▶ **Page excerpt**
┌────────
For this merge column the right side would be the student info dataframe and the left side would be assessments. If an entry receives the label of right_only there is a student who has no assessments, if the label is left_only, there is an assessment that doesn't match up with a student.

In [None]:
# variable for where merge is left_only, and only found on the 
only_assessments = merged_si_assm.loc[merged_si_assm['_merge']=='left_only']
only_student_info = merged_si_assm.loc[merged_si_assm['_merge']=='right_only']

**Assessments that do not map to students**:

In [None]:
only_assessments.head()

**Students without any test scores**:

In [None]:
only_student_info.head()

In [None]:
md(f'''
    We have {len(only_assessments)} values in only assessments, which map to students who had made previous attempts which we eliminated, and {len(only_student_info)} values in only student_info, which means we have students for whom we have no test scores.
    We can drop both of these which are missing values for the purpose of this dataframe since we are just analyzing test scores
    ''')

In [None]:
# merging assessments with the original student data dataframe to make sure that the missing students are the ones we removed.
merged_test = student_assessment.merge(student_info, how='outer', on=['id_student', 'code_module', 'code_presentation'], indicator=True)

# removing entries where num_prev_attempts == 0
merged_test = merged_test[merged_test['num_of_prev_attempts'] == 0]

# checking if any in only the student info dataframe remain (left_only). No output means all of the tests without students map to a student where num_prev_attempts == 0
merged_test.loc[merged_test['_merge']=='left_only']

In [None]:
# removing any student with NaN values in id_assessment or region
merged_si_assm = merged_si_assm.dropna(subset=['id_assessment', 'region'])
└────────
▶ **What to work on**
**1)** In the notebook excerpt on merging student info with assessments, what does an entry labeled right_only indicate?
**2)** Write what comes next in the notebook excerpt on merging student info with assessments, picking up after its final line of code.
You do not need the lines of data to do the work.

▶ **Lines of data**
┌────────
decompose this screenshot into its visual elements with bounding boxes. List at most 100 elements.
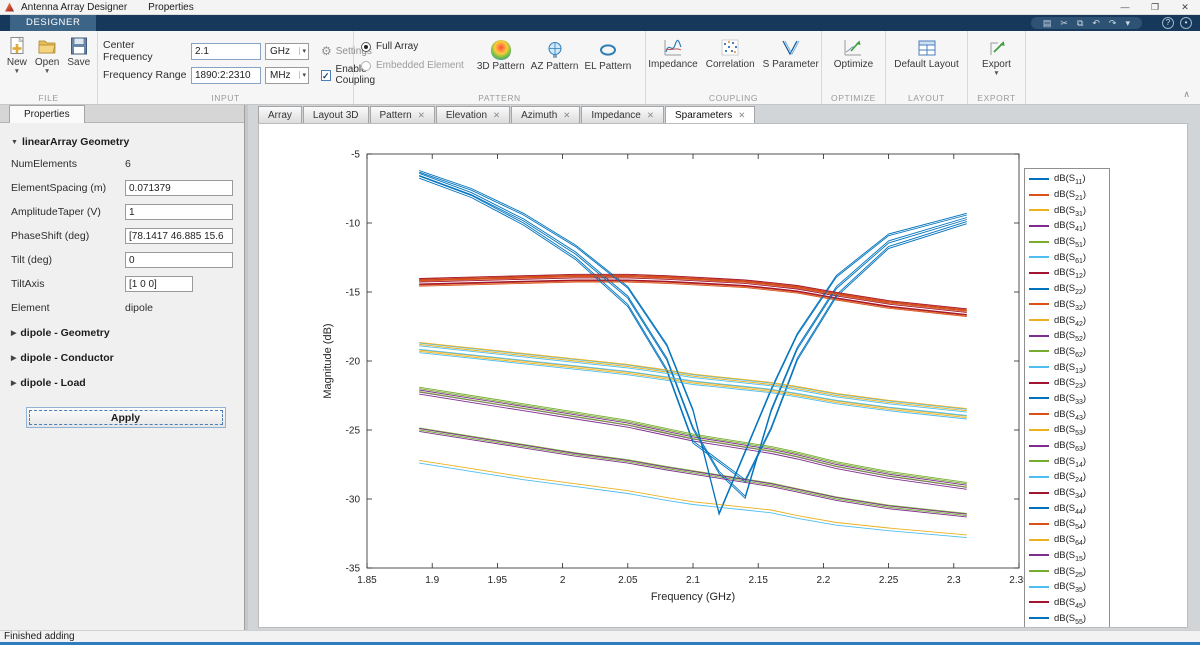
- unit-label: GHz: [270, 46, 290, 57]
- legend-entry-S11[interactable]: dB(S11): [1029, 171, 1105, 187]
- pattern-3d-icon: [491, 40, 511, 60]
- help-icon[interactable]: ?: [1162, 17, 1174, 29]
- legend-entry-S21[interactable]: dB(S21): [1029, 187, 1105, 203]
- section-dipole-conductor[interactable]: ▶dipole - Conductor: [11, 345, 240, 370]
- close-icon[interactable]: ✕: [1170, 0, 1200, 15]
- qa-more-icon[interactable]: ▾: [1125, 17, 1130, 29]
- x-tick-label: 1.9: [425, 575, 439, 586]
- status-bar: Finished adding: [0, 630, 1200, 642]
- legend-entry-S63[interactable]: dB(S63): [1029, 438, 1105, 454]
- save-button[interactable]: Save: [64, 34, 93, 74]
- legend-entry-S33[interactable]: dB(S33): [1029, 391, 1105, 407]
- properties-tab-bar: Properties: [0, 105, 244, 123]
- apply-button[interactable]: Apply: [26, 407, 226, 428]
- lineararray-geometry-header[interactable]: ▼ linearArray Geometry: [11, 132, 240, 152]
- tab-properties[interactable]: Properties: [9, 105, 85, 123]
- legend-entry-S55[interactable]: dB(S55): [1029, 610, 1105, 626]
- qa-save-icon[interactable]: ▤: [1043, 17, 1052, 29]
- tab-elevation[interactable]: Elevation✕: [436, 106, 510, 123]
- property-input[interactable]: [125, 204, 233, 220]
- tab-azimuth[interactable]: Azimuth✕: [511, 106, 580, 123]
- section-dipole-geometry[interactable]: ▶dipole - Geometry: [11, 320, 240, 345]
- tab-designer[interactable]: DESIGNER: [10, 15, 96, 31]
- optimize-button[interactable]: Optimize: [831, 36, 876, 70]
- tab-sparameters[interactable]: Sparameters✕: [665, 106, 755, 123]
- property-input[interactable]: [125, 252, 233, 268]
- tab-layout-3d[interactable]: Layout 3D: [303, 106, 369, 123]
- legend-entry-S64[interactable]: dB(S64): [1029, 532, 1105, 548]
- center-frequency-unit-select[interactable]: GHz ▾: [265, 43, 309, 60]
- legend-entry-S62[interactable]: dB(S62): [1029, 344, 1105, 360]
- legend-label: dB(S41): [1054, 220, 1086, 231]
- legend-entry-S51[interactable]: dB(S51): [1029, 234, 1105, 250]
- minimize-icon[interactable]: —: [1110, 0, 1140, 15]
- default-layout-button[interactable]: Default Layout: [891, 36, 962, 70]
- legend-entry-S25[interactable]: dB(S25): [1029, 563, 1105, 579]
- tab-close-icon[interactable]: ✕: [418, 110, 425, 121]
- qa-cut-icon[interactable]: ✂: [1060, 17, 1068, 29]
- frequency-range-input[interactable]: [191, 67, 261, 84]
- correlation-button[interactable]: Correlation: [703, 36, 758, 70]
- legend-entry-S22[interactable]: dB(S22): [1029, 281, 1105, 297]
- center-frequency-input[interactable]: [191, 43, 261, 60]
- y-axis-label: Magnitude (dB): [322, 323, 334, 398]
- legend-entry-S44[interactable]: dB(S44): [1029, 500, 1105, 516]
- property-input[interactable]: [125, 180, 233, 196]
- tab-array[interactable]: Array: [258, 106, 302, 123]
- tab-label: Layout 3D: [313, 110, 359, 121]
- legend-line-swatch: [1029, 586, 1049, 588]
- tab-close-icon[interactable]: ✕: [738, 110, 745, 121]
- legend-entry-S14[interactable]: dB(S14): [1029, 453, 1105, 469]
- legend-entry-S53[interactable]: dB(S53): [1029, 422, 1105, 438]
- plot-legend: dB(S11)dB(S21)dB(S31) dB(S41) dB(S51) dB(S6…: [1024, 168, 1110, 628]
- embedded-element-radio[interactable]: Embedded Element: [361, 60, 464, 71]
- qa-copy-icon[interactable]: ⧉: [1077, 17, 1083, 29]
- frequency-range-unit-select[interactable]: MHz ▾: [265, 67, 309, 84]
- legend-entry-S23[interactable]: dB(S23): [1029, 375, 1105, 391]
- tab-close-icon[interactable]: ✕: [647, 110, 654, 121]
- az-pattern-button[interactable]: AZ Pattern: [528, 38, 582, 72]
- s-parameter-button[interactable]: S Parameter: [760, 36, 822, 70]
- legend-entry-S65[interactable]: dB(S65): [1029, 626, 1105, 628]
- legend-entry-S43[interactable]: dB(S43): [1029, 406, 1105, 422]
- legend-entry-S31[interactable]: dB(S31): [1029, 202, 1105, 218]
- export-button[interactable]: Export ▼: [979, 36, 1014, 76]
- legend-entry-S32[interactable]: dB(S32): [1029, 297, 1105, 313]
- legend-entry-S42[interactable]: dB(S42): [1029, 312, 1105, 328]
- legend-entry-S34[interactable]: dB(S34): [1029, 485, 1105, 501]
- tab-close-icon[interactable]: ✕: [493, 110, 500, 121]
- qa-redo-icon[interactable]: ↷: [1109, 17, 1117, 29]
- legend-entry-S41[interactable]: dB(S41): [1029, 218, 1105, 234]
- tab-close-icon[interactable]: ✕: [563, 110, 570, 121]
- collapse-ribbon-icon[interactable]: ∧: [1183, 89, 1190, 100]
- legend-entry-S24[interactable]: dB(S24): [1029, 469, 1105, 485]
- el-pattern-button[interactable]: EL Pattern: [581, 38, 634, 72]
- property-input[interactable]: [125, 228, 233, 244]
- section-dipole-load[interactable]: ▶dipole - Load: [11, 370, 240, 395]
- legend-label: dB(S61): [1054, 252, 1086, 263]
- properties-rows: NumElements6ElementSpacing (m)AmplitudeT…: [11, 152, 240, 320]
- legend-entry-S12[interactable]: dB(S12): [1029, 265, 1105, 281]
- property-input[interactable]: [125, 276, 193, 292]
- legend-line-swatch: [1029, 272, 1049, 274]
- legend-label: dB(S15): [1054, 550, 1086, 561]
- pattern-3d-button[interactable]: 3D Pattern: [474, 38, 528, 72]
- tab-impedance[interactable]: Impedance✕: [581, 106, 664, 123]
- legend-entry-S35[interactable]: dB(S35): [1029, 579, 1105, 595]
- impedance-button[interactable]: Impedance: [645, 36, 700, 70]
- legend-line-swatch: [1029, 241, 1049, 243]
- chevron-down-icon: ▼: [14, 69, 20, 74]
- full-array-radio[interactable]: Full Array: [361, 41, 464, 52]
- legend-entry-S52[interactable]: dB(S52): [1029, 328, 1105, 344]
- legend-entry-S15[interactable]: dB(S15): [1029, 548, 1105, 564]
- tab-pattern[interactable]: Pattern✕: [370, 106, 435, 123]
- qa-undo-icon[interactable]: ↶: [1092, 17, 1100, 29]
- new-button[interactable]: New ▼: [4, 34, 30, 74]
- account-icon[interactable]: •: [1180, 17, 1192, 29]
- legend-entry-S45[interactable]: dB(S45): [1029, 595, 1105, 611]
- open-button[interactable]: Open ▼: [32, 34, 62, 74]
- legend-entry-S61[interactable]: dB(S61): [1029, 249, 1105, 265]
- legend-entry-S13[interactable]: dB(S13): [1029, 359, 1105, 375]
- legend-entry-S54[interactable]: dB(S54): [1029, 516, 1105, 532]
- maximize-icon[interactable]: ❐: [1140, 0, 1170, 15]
└────────
┌────────
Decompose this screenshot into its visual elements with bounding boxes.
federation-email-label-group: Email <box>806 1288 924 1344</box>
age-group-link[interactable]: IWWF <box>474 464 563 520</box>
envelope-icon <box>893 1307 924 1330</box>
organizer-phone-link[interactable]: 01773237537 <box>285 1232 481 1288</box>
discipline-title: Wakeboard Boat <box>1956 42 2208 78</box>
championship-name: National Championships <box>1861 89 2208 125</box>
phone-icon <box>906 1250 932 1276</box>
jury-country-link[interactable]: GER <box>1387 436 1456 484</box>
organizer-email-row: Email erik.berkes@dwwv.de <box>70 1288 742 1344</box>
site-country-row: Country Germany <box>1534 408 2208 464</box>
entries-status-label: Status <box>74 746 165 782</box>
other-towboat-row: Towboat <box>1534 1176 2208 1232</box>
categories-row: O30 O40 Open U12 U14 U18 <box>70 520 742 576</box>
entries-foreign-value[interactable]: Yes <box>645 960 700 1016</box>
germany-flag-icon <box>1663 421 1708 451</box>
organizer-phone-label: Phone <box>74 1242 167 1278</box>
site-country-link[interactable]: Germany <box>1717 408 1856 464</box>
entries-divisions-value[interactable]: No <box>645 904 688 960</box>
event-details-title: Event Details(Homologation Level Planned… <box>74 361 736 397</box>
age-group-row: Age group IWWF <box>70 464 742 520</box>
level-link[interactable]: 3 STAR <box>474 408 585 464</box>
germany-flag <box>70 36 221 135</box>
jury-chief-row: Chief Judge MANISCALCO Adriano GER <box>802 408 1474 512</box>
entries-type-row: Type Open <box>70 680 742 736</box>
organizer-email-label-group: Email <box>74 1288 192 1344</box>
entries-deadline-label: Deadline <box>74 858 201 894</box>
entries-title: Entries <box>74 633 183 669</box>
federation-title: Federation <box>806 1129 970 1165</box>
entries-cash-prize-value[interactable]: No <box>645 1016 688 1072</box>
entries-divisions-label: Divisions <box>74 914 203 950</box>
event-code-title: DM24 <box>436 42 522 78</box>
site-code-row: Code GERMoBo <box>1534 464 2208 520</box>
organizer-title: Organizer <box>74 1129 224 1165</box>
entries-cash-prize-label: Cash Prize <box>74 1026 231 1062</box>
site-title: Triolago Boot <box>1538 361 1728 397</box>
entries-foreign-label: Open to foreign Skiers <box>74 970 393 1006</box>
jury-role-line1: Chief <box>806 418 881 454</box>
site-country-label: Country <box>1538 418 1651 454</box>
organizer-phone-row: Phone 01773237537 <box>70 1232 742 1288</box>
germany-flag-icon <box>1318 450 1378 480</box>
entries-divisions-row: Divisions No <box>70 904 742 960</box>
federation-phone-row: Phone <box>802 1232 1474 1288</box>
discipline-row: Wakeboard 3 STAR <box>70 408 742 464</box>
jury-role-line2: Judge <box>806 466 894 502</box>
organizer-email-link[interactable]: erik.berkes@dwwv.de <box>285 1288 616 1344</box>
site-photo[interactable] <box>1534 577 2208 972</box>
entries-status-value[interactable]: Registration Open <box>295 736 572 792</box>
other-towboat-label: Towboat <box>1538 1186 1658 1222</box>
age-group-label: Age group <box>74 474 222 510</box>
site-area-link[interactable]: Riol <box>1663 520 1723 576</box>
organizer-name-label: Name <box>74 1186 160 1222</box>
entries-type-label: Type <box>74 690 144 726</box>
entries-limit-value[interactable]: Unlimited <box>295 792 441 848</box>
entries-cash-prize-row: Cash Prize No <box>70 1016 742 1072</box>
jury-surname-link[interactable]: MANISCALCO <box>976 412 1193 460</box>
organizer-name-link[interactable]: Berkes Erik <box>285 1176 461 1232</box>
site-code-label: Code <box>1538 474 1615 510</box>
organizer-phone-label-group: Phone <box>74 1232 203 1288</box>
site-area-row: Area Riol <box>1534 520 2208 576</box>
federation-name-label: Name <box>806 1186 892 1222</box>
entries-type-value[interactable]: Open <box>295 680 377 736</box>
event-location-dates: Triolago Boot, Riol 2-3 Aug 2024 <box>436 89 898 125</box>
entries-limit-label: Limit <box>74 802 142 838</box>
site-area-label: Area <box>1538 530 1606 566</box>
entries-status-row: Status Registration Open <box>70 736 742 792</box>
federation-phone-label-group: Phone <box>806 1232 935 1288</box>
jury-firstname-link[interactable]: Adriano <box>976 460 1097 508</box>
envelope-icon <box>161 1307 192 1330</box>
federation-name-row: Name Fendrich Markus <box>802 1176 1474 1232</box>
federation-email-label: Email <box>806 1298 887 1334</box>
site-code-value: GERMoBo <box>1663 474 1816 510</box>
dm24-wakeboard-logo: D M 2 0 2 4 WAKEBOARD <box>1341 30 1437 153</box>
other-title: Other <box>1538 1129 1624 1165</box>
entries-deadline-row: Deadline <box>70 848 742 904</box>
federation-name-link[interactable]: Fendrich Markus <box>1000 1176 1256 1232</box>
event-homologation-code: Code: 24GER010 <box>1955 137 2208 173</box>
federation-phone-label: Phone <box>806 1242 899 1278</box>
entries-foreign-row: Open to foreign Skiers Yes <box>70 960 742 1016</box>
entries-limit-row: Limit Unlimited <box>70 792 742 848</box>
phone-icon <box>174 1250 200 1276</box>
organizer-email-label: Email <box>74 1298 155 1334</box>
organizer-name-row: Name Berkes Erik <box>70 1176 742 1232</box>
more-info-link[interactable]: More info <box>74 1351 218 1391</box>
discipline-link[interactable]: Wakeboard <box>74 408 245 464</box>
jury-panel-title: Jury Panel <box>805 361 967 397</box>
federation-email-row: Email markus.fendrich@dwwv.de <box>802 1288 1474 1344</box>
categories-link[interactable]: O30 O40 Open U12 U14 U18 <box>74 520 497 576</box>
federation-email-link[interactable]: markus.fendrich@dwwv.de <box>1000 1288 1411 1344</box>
└────────
▶ **Answers for the exercise**
**1)** It indicates a student who has no assessments.

**2)**
In [None]:
# reordering dataframe columns to group like data
merged_si_assm = merged_si_assm[['code_module', 'code_presentation', 'id_student', 'region', 'imd_band', 'age_band', 'gender', 'highest_education', 'disability', 'final_result', 'id_assessment', 'assessment_type', 'date_submitted', 'date', 'weight', 'score']]

In [None]:
# converting the data types back
merged_si_assm = merged_si_assm.astype({'id_assessment': int, 'id_student': int})
merged_si_assm = merged_si_assm.astype({'id_assessment': object, 'id_student': object})

In [None]:
# reset the index
merged_si_assm.reset_index(drop=True).head()

In [None]:
student_assessment = merged_si_assm

**Unique Counts**

In [None]:
student_assessment.nunique()

**Unique Categorical Values**

In [None]:
unique_vals(student_assessment)

**Duplicate Values:**

In [None]:
duplicate_vals(student_assessment)

**Statistics**

In [None]:
student_assessment.describe()